Figure collection entries:
* * * *

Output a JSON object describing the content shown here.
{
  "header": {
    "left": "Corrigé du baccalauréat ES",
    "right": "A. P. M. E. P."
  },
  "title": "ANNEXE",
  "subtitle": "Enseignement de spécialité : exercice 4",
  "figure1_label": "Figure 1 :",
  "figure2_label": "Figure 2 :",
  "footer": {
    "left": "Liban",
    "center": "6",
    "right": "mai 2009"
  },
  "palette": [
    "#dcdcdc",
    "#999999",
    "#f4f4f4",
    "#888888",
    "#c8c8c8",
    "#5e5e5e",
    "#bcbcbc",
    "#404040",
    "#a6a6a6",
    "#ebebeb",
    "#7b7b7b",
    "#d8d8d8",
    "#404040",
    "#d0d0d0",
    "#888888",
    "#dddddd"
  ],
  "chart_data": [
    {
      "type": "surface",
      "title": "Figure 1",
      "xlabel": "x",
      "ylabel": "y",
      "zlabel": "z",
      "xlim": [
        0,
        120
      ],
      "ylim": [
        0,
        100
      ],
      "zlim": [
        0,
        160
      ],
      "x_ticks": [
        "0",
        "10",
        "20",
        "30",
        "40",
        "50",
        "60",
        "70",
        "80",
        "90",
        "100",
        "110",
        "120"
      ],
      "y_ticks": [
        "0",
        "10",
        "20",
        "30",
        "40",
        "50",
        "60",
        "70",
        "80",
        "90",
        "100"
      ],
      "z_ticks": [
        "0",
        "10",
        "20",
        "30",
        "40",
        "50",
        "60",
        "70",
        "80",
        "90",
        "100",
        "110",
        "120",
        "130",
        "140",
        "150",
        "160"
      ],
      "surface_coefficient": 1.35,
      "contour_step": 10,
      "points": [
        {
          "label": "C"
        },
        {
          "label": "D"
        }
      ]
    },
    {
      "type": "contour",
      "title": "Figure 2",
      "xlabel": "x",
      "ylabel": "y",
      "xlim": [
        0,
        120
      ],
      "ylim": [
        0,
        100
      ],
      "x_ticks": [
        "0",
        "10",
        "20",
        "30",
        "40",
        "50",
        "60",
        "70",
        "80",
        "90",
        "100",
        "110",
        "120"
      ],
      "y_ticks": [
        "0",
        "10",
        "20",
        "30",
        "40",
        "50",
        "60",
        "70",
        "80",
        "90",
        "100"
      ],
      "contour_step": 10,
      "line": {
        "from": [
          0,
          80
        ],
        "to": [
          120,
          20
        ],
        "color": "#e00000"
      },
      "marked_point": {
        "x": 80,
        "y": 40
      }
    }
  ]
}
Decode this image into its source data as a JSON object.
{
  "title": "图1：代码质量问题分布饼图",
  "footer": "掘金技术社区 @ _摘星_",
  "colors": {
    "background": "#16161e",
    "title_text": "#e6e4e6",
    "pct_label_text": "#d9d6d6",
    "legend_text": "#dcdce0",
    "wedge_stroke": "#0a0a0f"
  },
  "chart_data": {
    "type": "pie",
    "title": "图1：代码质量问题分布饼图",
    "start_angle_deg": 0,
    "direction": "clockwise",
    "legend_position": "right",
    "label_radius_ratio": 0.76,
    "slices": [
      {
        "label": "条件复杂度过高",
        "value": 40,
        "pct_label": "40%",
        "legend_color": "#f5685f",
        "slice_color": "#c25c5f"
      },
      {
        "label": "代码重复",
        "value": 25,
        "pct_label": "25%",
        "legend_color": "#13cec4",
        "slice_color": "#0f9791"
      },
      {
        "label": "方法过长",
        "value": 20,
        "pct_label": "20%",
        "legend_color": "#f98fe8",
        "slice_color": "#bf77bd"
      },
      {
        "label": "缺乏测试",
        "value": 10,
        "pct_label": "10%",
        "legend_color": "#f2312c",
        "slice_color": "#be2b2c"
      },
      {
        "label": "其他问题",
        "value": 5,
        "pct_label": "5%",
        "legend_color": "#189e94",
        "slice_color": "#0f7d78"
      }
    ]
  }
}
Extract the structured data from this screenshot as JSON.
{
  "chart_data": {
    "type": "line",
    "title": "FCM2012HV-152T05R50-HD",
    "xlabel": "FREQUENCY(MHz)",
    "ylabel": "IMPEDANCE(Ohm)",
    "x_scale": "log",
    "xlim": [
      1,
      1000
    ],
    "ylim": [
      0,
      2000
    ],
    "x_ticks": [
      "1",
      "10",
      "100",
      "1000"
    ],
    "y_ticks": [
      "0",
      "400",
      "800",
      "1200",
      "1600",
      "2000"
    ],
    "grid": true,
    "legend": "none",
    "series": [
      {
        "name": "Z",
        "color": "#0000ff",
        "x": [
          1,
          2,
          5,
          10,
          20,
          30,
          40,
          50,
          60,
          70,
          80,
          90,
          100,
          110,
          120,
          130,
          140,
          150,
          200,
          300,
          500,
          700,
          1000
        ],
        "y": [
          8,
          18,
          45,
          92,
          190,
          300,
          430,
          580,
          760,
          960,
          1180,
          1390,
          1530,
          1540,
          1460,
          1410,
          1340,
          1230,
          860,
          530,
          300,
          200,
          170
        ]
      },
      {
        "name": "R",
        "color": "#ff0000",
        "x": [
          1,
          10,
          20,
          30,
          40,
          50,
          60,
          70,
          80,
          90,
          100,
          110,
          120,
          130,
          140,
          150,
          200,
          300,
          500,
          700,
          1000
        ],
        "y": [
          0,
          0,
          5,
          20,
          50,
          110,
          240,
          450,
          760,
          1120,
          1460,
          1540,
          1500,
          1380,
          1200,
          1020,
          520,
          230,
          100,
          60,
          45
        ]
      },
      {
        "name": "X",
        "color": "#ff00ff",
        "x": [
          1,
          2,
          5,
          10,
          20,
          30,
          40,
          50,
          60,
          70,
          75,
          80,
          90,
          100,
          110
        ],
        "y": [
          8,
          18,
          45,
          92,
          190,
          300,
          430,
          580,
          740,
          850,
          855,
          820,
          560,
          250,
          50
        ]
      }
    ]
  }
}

* * * *

__WHAT IS ASKED__. Find all lines holding the string "object" and copy them.

__REPLY__.
Output a JSON object describing the content shown here.
Decode this image into its source data as a JSON object.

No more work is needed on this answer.